All entries should be copied exactly; the pictures stay out.

═══ SUPPLIED RECORDS

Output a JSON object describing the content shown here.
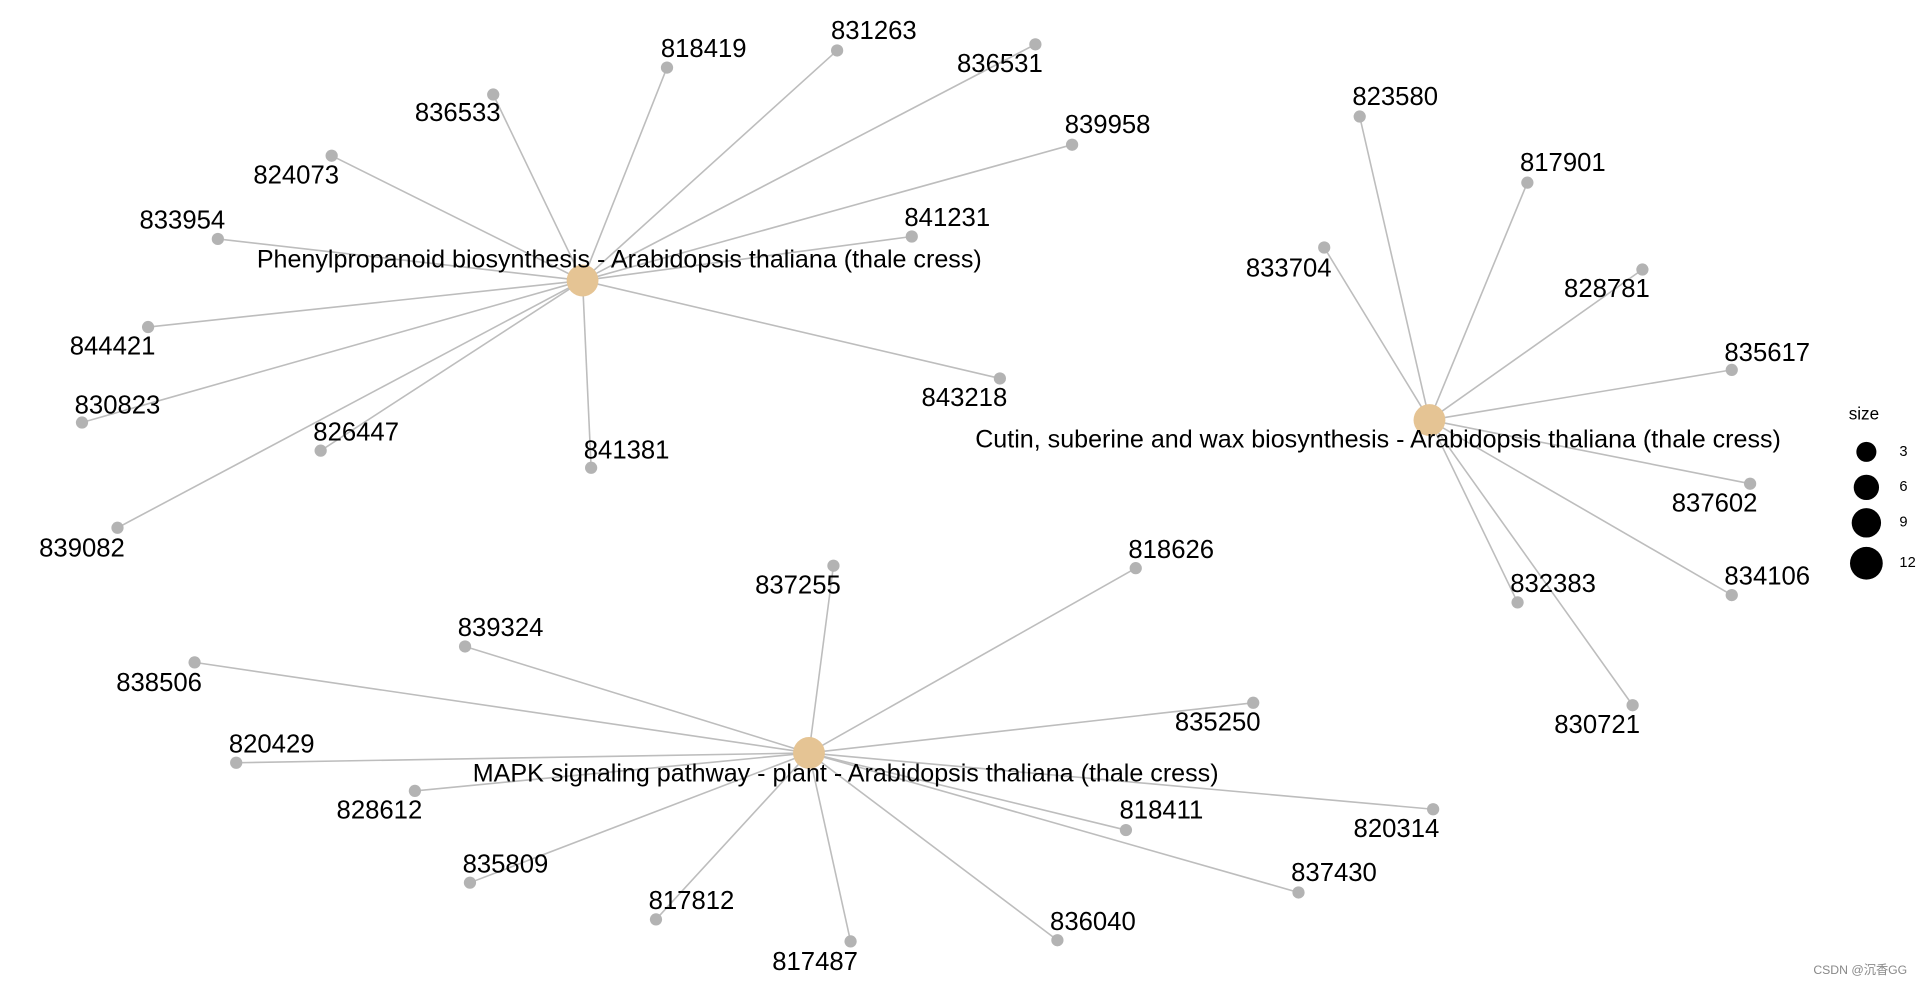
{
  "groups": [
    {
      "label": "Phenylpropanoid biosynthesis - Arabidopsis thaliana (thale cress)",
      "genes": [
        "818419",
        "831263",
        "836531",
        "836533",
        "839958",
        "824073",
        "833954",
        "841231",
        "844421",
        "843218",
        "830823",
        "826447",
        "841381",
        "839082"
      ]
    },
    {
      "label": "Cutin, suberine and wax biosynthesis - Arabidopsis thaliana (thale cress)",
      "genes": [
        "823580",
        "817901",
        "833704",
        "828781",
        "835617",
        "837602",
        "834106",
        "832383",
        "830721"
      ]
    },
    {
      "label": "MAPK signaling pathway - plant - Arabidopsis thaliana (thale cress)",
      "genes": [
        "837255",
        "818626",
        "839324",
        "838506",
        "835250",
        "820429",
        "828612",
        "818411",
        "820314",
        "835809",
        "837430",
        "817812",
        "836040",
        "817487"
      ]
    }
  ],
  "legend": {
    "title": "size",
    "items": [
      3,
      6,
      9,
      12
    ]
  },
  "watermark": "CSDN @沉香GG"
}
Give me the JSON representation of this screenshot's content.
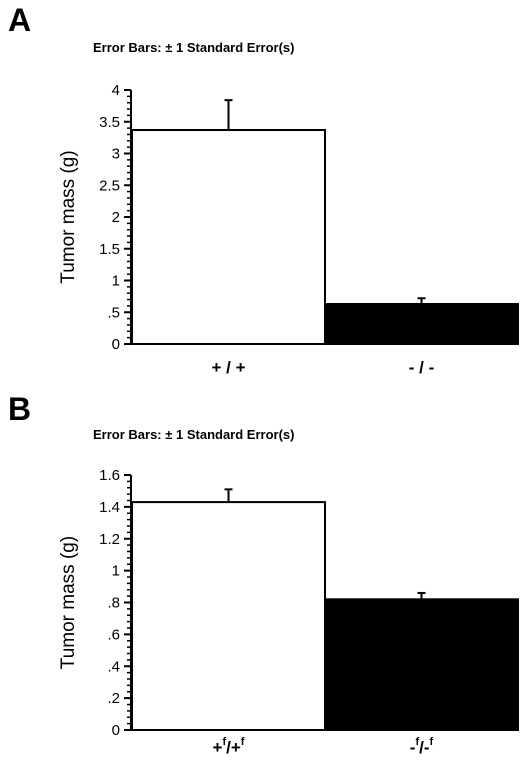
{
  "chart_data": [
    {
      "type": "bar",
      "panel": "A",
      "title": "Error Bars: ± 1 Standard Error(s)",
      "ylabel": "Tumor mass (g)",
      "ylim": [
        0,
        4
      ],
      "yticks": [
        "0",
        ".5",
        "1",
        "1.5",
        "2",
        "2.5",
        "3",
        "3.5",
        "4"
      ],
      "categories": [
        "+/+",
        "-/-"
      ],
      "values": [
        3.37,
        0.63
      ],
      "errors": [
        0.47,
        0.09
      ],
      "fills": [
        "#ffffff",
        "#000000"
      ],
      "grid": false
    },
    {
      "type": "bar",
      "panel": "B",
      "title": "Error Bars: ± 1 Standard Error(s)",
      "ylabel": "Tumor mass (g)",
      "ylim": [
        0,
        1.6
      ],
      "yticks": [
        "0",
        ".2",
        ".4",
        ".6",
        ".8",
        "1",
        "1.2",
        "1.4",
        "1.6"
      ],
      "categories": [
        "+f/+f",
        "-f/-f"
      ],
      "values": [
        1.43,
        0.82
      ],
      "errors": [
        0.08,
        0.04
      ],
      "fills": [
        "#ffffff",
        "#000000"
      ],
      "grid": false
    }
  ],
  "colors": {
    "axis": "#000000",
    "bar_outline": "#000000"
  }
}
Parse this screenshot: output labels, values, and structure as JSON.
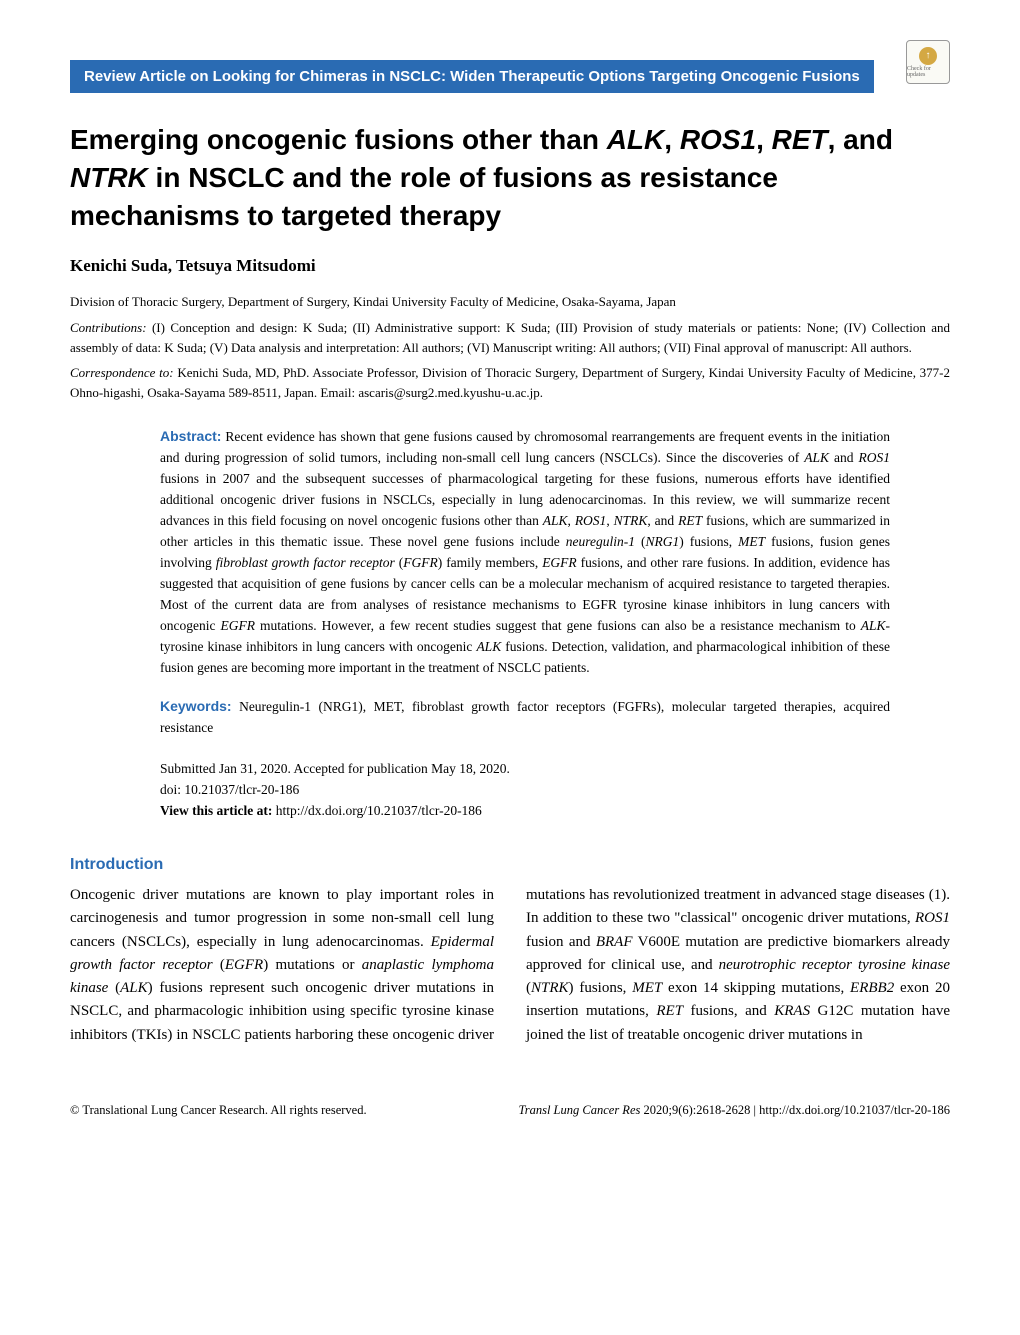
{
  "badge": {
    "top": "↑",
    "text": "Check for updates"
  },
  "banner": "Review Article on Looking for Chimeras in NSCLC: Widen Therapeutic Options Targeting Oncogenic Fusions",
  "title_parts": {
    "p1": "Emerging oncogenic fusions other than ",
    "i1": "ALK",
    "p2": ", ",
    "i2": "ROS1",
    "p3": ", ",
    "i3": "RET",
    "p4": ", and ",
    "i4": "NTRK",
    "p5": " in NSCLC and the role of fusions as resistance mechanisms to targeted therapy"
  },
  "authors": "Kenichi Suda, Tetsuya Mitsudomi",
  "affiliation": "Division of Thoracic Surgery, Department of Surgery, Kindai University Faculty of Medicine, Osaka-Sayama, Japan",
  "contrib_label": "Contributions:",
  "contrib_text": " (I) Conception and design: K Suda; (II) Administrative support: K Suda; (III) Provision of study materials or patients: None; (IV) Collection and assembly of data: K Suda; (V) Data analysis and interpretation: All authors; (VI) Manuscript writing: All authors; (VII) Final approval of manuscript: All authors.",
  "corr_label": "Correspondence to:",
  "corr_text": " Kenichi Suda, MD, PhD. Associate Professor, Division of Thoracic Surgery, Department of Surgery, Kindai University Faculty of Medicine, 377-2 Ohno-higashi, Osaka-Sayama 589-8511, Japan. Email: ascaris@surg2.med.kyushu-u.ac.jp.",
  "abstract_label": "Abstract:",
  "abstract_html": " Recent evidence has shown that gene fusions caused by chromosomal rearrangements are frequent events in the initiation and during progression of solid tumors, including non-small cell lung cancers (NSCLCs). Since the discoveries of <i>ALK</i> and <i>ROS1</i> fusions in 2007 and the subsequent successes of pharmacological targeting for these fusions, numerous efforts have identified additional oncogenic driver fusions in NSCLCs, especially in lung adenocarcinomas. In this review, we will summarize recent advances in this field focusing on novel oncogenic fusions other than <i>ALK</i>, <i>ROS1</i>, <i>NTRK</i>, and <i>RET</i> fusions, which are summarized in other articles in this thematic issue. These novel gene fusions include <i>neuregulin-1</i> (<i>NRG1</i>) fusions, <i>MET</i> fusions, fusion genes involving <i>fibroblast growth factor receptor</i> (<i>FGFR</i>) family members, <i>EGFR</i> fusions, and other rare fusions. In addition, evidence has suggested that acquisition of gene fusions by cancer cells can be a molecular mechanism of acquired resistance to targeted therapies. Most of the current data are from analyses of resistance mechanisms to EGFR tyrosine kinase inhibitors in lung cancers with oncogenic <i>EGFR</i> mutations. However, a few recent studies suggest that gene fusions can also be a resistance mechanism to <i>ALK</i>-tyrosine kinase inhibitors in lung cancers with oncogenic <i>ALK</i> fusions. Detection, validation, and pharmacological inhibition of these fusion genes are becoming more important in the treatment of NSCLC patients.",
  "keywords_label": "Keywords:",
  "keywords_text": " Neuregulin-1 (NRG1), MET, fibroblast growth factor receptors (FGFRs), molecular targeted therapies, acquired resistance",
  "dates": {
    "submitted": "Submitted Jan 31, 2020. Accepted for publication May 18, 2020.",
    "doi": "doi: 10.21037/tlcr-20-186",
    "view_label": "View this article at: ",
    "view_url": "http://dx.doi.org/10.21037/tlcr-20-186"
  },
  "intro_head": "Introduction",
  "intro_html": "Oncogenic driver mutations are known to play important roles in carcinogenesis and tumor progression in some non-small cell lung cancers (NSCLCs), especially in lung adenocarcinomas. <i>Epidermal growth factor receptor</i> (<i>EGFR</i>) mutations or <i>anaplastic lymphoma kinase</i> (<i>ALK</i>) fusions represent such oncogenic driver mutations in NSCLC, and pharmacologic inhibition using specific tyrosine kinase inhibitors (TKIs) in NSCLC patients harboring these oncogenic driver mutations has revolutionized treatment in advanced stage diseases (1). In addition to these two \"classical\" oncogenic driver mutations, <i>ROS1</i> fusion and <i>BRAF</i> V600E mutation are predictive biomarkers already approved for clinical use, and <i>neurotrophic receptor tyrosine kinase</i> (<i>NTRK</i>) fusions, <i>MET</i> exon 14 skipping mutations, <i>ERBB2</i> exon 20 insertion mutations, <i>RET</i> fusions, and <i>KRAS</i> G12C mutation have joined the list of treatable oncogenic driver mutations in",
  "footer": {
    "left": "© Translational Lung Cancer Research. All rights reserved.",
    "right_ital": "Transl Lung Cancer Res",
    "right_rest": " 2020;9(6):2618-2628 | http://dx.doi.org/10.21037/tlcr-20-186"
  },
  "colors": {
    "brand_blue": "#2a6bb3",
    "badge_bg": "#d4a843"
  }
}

══════

**RESPONSE BOX:**
Output a JSON object describing the content shown here.
{
  "groups": [
    {
      "label": "Phenylpropanoid biosynthesis - Arabidopsis thaliana (thale cress)",
      "genes": [
        "818419",
        "831263",
        "836531",
        "836533",
        "839958",
        "824073",
        "833954",
        "841231",
        "844421",
        "843218",
        "830823",
        "826447",
        "841381",
        "839082"
      ]
    },
    {
      "label": "Cutin, suberine and wax biosynthesis - Arabidopsis thaliana (thale cress)",
      "genes": [
        "823580",
        "817901",
        "833704",
        "828781",
        "835617",
        "837602",
        "834106",
        "832383",
        "830721"
      ]
    },
    {
      "label": "MAPK signaling pathway - plant - Arabidopsis thaliana (thale cress)",
      "genes": [
        "837255",
        "818626",
        "839324",
        "838506",
        "835250",
        "820429",
        "828612",
        "818411",
        "820314",
        "835809",
        "837430",
        "817812",
        "836040",
        "817487"
      ]
    }
  ],
  "legend": {
    "title": "size",
    "items": [
      3,
      6,
      9,
      12
    ]
  },
  "watermark": "CSDN @沉香GG"
}
Give me the JSON representation of this screenshot's content.
{
  "chart_data": [
    {
      "type": "bar",
      "panel": "A",
      "title": "Error Bars: ± 1 Standard Error(s)",
      "ylabel": "Tumor mass (g)",
      "ylim": [
        0,
        4
      ],
      "yticks": [
        "0",
        ".5",
        "1",
        "1.5",
        "2",
        "2.5",
        "3",
        "3.5",
        "4"
      ],
      "categories": [
        "+/+",
        "-/-"
      ],
      "values": [
        3.37,
        0.63
      ],
      "errors": [
        0.47,
        0.09
      ],
      "fills": [
        "#ffffff",
        "#000000"
      ],
      "grid": false
    },
    {
      "type": "bar",
      "panel": "B",
      "title": "Error Bars: ± 1 Standard Error(s)",
      "ylabel": "Tumor mass (g)",
      "ylim": [
        0,
        1.6
      ],
      "yticks": [
        "0",
        ".2",
        ".4",
        ".6",
        ".8",
        "1",
        "1.2",
        "1.4",
        "1.6"
      ],
      "categories": [
        "+f/+f",
        "-f/-f"
      ],
      "values": [
        1.43,
        0.82
      ],
      "errors": [
        0.08,
        0.04
      ],
      "fills": [
        "#ffffff",
        "#000000"
      ],
      "grid": false
    }
  ],
  "colors": {
    "axis": "#000000",
    "bar_outline": "#000000"
  }
}
Parse this screenshot: output labels, values, and structure as JSON.
{
  "badge": {
    "top": "↑",
    "text": "Check for updates"
  },
  "banner": "Review Article on Looking for Chimeras in NSCLC: Widen Therapeutic Options Targeting Oncogenic Fusions",
  "title_parts": {
    "p1": "Emerging oncogenic fusions other than ",
    "i1": "ALK",
    "p2": ", ",
    "i2": "ROS1",
    "p3": ", ",
    "i3": "RET",
    "p4": ", and ",
    "i4": "NTRK",
    "p5": " in NSCLC and the role of fusions as resistance mechanisms to targeted therapy"
  },
  "authors": "Kenichi Suda, Tetsuya Mitsudomi",
  "affiliation": "Division of Thoracic Surgery, Department of Surgery, Kindai University Faculty of Medicine, Osaka-Sayama, Japan",
  "contrib_label": "Contributions:",
  "contrib_text": " (I) Conception and design: K Suda; (II) Administrative support: K Suda; (III) Provision of study materials or patients: None; (IV) Collection and assembly of data: K Suda; (V) Data analysis and interpretation: All authors; (VI) Manuscript writing: All authors; (VII) Final approval of manuscript: All authors.",
  "corr_label": "Correspondence to:",
  "corr_text": " Kenichi Suda, MD, PhD. Associate Professor, Division of Thoracic Surgery, Department of Surgery, Kindai University Faculty of Medicine, 377-2 Ohno-higashi, Osaka-Sayama 589-8511, Japan. Email: ascaris@surg2.med.kyushu-u.ac.jp.",
  "abstract_label": "Abstract:",
  "abstract_html": " Recent evidence has shown that gene fusions caused by chromosomal rearrangements are frequent events in the initiation and during progression of solid tumors, including non-small cell lung cancers (NSCLCs). Since the discoveries of <i>ALK</i> and <i>ROS1</i> fusions in 2007 and the subsequent successes of pharmacological targeting for these fusions, numerous efforts have identified additional oncogenic driver fusions in NSCLCs, especially in lung adenocarcinomas. In this review, we will summarize recent advances in this field focusing on novel oncogenic fusions other than <i>ALK</i>, <i>ROS1</i>, <i>NTRK</i>, and <i>RET</i> fusions, which are summarized in other articles in this thematic issue. These novel gene fusions include <i>neuregulin-1</i> (<i>NRG1</i>) fusions, <i>MET</i> fusions, fusion genes involving <i>fibroblast growth factor receptor</i> (<i>FGFR</i>) family members, <i>EGFR</i> fusions, and other rare fusions. In addition, evidence has suggested that acquisition of gene fusions by cancer cells can be a molecular mechanism of acquired resistance to targeted therapies. Most of the current data are from analyses of resistance mechanisms to EGFR tyrosine kinase inhibitors in lung cancers with oncogenic <i>EGFR</i> mutations. However, a few recent studies suggest that gene fusions can also be a resistance mechanism to <i>ALK</i>-tyrosine kinase inhibitors in lung cancers with oncogenic <i>ALK</i> fusions. Detection, validation, and pharmacological inhibition of these fusion genes are becoming more important in the treatment of NSCLC patients.",
  "keywords_label": "Keywords:",
  "keywords_text": " Neuregulin-1 (NRG1), MET, fibroblast growth factor receptors (FGFRs), molecular targeted therapies, acquired resistance",
  "dates": {
    "submitted": "Submitted Jan 31, 2020. Accepted for publication May 18, 2020.",
    "doi": "doi: 10.21037/tlcr-20-186",
    "view_label": "View this article at: ",
    "view_url": "http://dx.doi.org/10.21037/tlcr-20-186"
  },
  "intro_head": "Introduction",
  "intro_html": "Oncogenic driver mutations are known to play important roles in carcinogenesis and tumor progression in some non-small cell lung cancers (NSCLCs), especially in lung adenocarcinomas. <i>Epidermal growth factor receptor</i> (<i>EGFR</i>) mutations or <i>anaplastic lymphoma kinase</i> (<i>ALK</i>) fusions represent such oncogenic driver mutations in NSCLC, and pharmacologic inhibition using specific tyrosine kinase inhibitors (TKIs) in NSCLC patients harboring these oncogenic driver mutations has revolutionized treatment in advanced stage diseases (1). In addition to these two \"classical\" oncogenic driver mutations, <i>ROS1</i> fusion and <i>BRAF</i> V600E mutation are predictive biomarkers already approved for clinical use, and <i>neurotrophic receptor tyrosine kinase</i> (<i>NTRK</i>) fusions, <i>MET</i> exon 14 skipping mutations, <i>ERBB2</i> exon 20 insertion mutations, <i>RET</i> fusions, and <i>KRAS</i> G12C mutation have joined the list of treatable oncogenic driver mutations in",
  "footer": {
    "left": "© Translational Lung Cancer Research. All rights reserved.",
    "right_ital": "Transl Lung Cancer Res",
    "right_rest": " 2020;9(6):2618-2628 | http://dx.doi.org/10.21037/tlcr-20-186"
  },
  "colors": {
    "brand_blue": "#2a6bb3",
    "badge_bg": "#d4a843"
  }
}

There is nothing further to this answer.